**Exercise goal:**
Gather every line of the entries that includes the word "this".

**Information provided:**
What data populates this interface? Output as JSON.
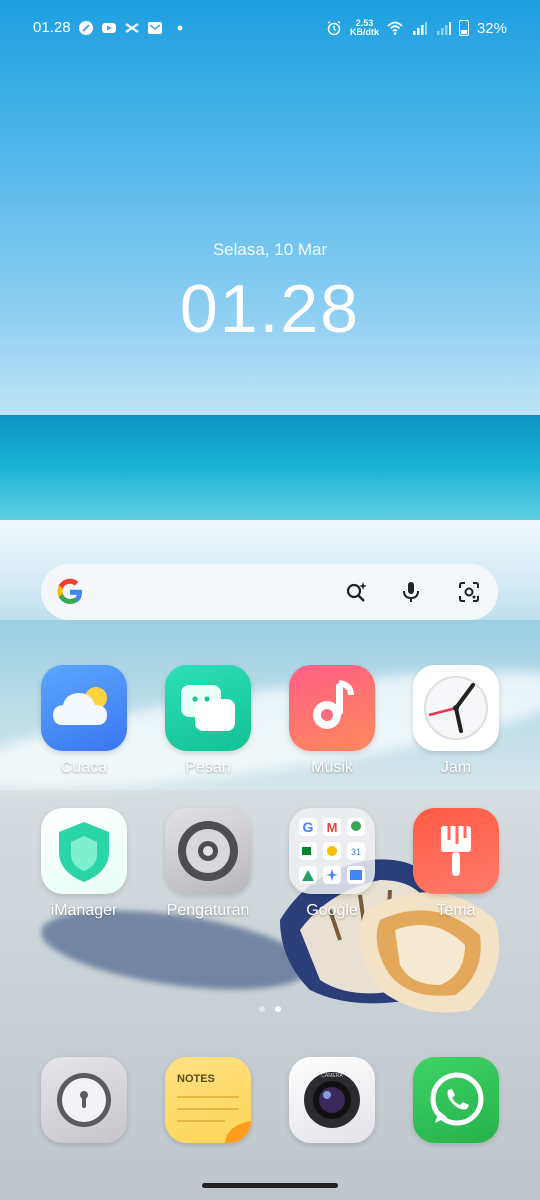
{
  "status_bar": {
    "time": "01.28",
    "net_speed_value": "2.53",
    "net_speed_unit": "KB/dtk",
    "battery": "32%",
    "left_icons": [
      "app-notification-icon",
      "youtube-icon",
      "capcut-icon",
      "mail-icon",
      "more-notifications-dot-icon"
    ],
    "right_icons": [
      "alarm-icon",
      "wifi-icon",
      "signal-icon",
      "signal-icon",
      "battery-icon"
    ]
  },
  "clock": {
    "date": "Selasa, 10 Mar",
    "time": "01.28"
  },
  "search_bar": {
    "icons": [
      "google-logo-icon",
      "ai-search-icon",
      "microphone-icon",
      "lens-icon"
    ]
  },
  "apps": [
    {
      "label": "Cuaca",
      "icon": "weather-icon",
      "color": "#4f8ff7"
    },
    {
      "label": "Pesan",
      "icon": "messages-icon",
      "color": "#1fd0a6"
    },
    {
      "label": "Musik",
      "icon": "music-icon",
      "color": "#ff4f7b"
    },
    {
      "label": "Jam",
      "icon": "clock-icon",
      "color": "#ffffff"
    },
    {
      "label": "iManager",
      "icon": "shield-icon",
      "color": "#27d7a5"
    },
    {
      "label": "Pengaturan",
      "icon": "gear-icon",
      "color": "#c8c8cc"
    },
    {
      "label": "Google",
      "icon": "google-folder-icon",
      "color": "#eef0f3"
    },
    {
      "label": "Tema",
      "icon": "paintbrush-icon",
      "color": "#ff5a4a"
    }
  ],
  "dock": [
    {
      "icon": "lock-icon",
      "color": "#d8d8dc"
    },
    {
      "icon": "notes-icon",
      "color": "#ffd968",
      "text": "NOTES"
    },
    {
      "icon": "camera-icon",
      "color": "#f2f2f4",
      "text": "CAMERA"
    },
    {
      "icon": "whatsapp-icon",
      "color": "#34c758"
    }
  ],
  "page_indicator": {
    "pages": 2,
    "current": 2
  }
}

--

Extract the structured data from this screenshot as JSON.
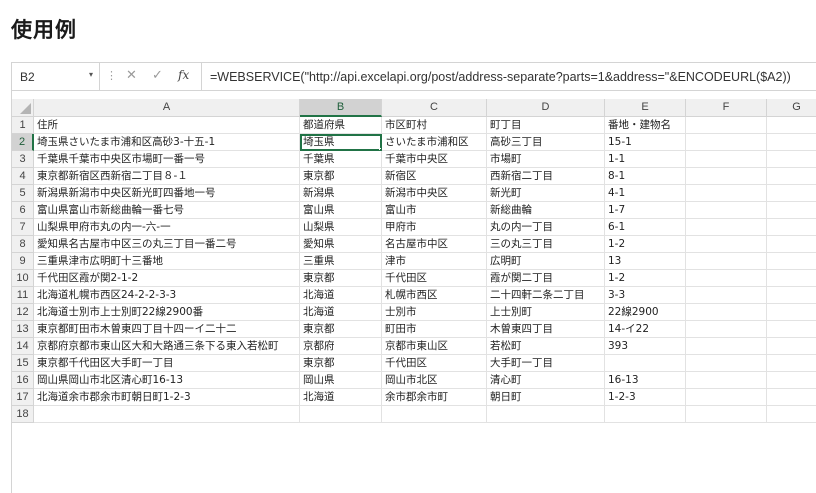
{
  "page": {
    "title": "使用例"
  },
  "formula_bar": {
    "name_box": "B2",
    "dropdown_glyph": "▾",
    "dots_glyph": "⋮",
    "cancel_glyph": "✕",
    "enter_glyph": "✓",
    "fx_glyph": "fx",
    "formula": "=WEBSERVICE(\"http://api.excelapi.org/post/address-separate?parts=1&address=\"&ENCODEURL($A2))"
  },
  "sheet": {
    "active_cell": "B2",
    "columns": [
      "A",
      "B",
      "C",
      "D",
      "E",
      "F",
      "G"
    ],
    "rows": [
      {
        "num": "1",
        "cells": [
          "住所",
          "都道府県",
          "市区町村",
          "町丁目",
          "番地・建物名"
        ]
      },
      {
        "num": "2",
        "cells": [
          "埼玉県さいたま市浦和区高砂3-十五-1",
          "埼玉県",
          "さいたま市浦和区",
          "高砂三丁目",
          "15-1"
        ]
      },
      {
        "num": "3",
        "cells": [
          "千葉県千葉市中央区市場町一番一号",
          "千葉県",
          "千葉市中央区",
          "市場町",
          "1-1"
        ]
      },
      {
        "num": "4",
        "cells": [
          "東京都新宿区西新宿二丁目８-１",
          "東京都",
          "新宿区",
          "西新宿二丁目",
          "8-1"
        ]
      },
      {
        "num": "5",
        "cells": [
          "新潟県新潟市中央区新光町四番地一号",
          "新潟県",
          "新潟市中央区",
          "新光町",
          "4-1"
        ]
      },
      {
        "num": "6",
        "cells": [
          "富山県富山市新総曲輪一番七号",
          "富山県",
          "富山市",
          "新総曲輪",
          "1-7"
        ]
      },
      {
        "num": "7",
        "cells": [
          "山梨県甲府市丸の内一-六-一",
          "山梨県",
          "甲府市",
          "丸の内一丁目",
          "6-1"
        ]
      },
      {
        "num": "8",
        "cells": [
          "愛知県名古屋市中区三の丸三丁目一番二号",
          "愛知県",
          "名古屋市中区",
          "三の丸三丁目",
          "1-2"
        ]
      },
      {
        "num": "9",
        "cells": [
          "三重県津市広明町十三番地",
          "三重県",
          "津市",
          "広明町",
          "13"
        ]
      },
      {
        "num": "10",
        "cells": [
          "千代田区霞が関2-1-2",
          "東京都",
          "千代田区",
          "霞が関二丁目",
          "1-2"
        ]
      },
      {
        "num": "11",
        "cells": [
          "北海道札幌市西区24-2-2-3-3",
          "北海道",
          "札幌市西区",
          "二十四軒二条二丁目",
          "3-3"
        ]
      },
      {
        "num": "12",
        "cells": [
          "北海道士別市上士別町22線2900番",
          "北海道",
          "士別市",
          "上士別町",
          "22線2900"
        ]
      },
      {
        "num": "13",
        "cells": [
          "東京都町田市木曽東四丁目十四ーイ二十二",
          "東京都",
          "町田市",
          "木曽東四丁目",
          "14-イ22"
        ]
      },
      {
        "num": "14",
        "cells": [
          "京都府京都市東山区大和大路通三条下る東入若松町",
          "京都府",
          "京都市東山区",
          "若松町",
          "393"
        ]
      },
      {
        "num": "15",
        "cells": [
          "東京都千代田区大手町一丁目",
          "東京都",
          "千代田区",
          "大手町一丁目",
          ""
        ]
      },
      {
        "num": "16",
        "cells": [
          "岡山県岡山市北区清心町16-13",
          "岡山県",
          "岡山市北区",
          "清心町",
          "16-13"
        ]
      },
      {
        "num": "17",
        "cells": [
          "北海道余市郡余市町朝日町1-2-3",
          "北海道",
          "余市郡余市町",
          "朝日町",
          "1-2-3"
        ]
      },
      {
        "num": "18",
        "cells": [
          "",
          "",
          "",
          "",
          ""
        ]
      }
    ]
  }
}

**Task solution:**
What data populates this interface? Output as JSON.
Extract the structured data from this screenshot as JSON.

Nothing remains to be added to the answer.